==== Provided records

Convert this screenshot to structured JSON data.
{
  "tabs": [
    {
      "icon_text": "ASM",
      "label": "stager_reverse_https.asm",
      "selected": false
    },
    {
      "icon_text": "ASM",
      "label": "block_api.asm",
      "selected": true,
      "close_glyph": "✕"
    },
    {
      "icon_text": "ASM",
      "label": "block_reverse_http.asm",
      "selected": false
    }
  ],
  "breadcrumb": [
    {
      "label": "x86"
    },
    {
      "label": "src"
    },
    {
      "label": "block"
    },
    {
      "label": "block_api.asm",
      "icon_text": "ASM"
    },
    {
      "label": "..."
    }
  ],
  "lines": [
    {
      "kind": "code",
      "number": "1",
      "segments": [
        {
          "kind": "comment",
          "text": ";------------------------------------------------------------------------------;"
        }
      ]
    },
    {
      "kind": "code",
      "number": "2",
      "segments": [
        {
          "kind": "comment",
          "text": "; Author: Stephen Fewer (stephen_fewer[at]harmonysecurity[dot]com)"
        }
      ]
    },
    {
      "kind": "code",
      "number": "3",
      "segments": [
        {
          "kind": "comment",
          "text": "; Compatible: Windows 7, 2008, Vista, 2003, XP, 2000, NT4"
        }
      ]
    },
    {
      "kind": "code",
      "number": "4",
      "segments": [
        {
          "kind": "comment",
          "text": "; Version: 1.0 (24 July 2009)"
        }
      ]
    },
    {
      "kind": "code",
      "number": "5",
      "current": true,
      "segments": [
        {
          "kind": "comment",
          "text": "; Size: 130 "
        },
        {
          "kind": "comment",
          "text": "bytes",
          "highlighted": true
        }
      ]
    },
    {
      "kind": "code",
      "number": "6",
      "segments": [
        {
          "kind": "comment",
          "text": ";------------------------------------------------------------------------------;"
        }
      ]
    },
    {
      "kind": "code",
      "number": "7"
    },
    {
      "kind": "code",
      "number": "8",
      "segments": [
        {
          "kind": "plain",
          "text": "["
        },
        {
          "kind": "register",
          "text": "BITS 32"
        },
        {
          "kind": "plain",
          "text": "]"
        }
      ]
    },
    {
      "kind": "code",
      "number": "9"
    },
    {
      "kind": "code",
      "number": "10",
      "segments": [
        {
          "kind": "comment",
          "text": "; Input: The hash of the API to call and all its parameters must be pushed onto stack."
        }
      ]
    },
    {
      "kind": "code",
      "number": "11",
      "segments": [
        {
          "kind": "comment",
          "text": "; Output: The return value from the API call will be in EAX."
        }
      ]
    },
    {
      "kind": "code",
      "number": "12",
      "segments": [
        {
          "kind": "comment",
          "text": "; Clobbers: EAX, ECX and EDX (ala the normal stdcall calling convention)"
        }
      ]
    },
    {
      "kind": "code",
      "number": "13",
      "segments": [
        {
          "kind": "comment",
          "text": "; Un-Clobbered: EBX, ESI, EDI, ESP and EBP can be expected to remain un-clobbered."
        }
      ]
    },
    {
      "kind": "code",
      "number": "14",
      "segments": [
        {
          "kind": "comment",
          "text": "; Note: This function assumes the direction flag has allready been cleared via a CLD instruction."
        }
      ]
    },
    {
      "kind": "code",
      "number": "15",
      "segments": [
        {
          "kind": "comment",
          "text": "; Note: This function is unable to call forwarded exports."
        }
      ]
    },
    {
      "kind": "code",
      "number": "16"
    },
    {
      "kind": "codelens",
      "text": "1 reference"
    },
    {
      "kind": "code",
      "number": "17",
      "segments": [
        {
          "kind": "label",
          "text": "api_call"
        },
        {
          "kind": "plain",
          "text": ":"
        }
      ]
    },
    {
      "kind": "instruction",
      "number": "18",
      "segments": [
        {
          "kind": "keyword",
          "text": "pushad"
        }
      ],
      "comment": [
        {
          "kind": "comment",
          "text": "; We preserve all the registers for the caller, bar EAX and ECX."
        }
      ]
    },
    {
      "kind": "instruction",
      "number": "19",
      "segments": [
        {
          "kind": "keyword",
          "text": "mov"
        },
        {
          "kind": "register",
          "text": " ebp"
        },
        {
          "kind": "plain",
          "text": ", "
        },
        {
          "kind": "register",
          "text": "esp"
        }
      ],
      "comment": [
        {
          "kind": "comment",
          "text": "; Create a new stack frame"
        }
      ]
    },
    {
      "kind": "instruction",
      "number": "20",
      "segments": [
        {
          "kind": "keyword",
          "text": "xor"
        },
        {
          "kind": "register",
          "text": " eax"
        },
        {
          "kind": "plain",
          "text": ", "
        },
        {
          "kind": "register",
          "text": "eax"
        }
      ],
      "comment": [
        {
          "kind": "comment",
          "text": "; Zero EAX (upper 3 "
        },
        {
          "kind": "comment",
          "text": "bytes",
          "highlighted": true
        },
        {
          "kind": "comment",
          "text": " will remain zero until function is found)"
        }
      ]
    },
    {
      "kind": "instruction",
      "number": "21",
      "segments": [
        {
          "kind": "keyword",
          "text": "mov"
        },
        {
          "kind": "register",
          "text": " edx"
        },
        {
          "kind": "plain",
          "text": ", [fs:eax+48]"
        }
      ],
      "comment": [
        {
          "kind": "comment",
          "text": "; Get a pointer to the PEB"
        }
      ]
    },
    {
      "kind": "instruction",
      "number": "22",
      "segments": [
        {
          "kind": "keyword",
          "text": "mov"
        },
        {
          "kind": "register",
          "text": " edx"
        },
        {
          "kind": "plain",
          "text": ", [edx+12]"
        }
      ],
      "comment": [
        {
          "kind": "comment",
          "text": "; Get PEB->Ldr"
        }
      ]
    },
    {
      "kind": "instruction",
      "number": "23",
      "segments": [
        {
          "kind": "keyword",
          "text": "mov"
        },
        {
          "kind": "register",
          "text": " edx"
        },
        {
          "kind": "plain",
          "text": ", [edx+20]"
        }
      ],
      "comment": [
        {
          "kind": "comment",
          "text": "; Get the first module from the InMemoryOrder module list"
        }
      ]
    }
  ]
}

========

(Required work):
Restate the whole listing exactly, leaving out nothing.

(Output for this exercise):
Convert this screenshot to structured JSON data.
{
  "tabs": [
    {
      "icon_text": "ASM",
      "label": "stager_reverse_https.asm",
      "selected": false
    },
    {
      "icon_text": "ASM",
      "label": "block_api.asm",
      "selected": true,
      "close_glyph": "✕"
    },
    {
      "icon_text": "ASM",
      "label": "block_reverse_http.asm",
      "selected": false
    }
  ],
  "breadcrumb": [
    {
      "label": "x86"
    },
    {
      "label": "src"
    },
    {
      "label": "block"
    },
    {
      "label": "block_api.asm",
      "icon_text": "ASM"
    },
    {
      "label": "..."
    }
  ],
  "lines": [
    {
      "kind": "code",
      "number": "1",
      "segments": [
        {
          "kind": "comment",
          "text": ";------------------------------------------------------------------------------;"
        }
      ]
    },
    {
      "kind": "code",
      "number": "2",
      "segments": [
        {
          "kind": "comment",
          "text": "; Author: Stephen Fewer (stephen_fewer[at]harmonysecurity[dot]com)"
        }
      ]
    },
    {
      "kind": "code",
      "number": "3",
      "segments": [
        {
          "kind": "comment",
          "text": "; Compatible: Windows 7, 2008, Vista, 2003, XP, 2000, NT4"
        }
      ]
    },
    {
      "kind": "code",
      "number": "4",
      "segments": [
        {
          "kind": "comment",
          "text": "; Version: 1.0 (24 July 2009)"
        }
      ]
    },
    {
      "kind": "code",
      "number": "5",
      "current": true,
      "segments": [
        {
          "kind": "comment",
          "text": "; Size: 130 "
        },
        {
          "kind": "comment",
          "text": "bytes",
          "highlighted": true
        }
      ]
    },
    {
      "kind": "code",
      "number": "6",
      "segments": [
        {
          "kind": "comment",
          "text": ";------------------------------------------------------------------------------;"
        }
      ]
    },
    {
      "kind": "code",
      "number": "7"
    },
    {
      "kind": "code",
      "number": "8",
      "segments": [
        {
          "kind": "plain",
          "text": "["
        },
        {
          "kind": "register",
          "text": "BITS 32"
        },
        {
          "kind": "plain",
          "text": "]"
        }
      ]
    },
    {
      "kind": "code",
      "number": "9"
    },
    {
      "kind": "code",
      "number": "10",
      "segments": [
        {
          "kind": "comment",
          "text": "; Input: The hash of the API to call and all its parameters must be pushed onto stack."
        }
      ]
    },
    {
      "kind": "code",
      "number": "11",
      "segments": [
        {
          "kind": "comment",
          "text": "; Output: The return value from the API call will be in EAX."
        }
      ]
    },
    {
      "kind": "code",
      "number": "12",
      "segments": [
        {
          "kind": "comment",
          "text": "; Clobbers: EAX, ECX and EDX (ala the normal stdcall calling convention)"
        }
      ]
    },
    {
      "kind": "code",
      "number": "13",
      "segments": [
        {
          "kind": "comment",
          "text": "; Un-Clobbered: EBX, ESI, EDI, ESP and EBP can be expected to remain un-clobbered."
        }
      ]
    },
    {
      "kind": "code",
      "number": "14",
      "segments": [
        {
          "kind": "comment",
          "text": "; Note: This function assumes the direction flag has allready been cleared via a CLD instruction."
        }
      ]
    },
    {
      "kind": "code",
      "number": "15",
      "segments": [
        {
          "kind": "comment",
          "text": "; Note: This function is unable to call forwarded exports."
        }
      ]
    },
    {
      "kind": "code",
      "number": "16"
    },
    {
      "kind": "codelens",
      "text": "1 reference"
    },
    {
      "kind": "code",
      "number": "17",
      "segments": [
        {
          "kind": "label",
          "text": "api_call"
        },
        {
          "kind": "plain",
          "text": ":"
        }
      ]
    },
    {
      "kind": "instruction",
      "number": "18",
      "segments": [
        {
          "kind": "keyword",
          "text": "pushad"
        }
      ],
      "comment": [
        {
          "kind": "comment",
          "text": "; We preserve all the registers for the caller, bar EAX and ECX."
        }
      ]
    },
    {
      "kind": "instruction",
      "number": "19",
      "segments": [
        {
          "kind": "keyword",
          "text": "mov"
        },
        {
          "kind": "register",
          "text": " ebp"
        },
        {
          "kind": "plain",
          "text": ", "
        },
        {
          "kind": "register",
          "text": "esp"
        }
      ],
      "comment": [
        {
          "kind": "comment",
          "text": "; Create a new stack frame"
        }
      ]
    },
    {
      "kind": "instruction",
      "number": "20",
      "segments": [
        {
          "kind": "keyword",
          "text": "xor"
        },
        {
          "kind": "register",
          "text": " eax"
        },
        {
          "kind": "plain",
          "text": ", "
        },
        {
          "kind": "register",
          "text": "eax"
        }
      ],
      "comment": [
        {
          "kind": "comment",
          "text": "; Zero EAX (upper 3 "
        },
        {
          "kind": "comment",
          "text": "bytes",
          "highlighted": true
        },
        {
          "kind": "comment",
          "text": " will remain zero until function is found)"
        }
      ]
    },
    {
      "kind": "instruction",
      "number": "21",
      "segments": [
        {
          "kind": "keyword",
          "text": "mov"
        },
        {
          "kind": "register",
          "text": " edx"
        },
        {
          "kind": "plain",
          "text": ", [fs:eax+48]"
        }
      ],
      "comment": [
        {
          "kind": "comment",
          "text": "; Get a pointer to the PEB"
        }
      ]
    },
    {
      "kind": "instruction",
      "number": "22",
      "segments": [
        {
          "kind": "keyword",
          "text": "mov"
        },
        {
          "kind": "register",
          "text": " edx"
        },
        {
          "kind": "plain",
          "text": ", [edx+12]"
        }
      ],
      "comment": [
        {
          "kind": "comment",
          "text": "; Get PEB->Ldr"
        }
      ]
    },
    {
      "kind": "instruction",
      "number": "23",
      "segments": [
        {
          "kind": "keyword",
          "text": "mov"
        },
        {
          "kind": "register",
          "text": " edx"
        },
        {
          "kind": "plain",
          "text": ", [edx+20]"
        }
      ],
      "comment": [
        {
          "kind": "comment",
          "text": "; Get the first module from the InMemoryOrder module list"
        }
      ]
    }
  ]
}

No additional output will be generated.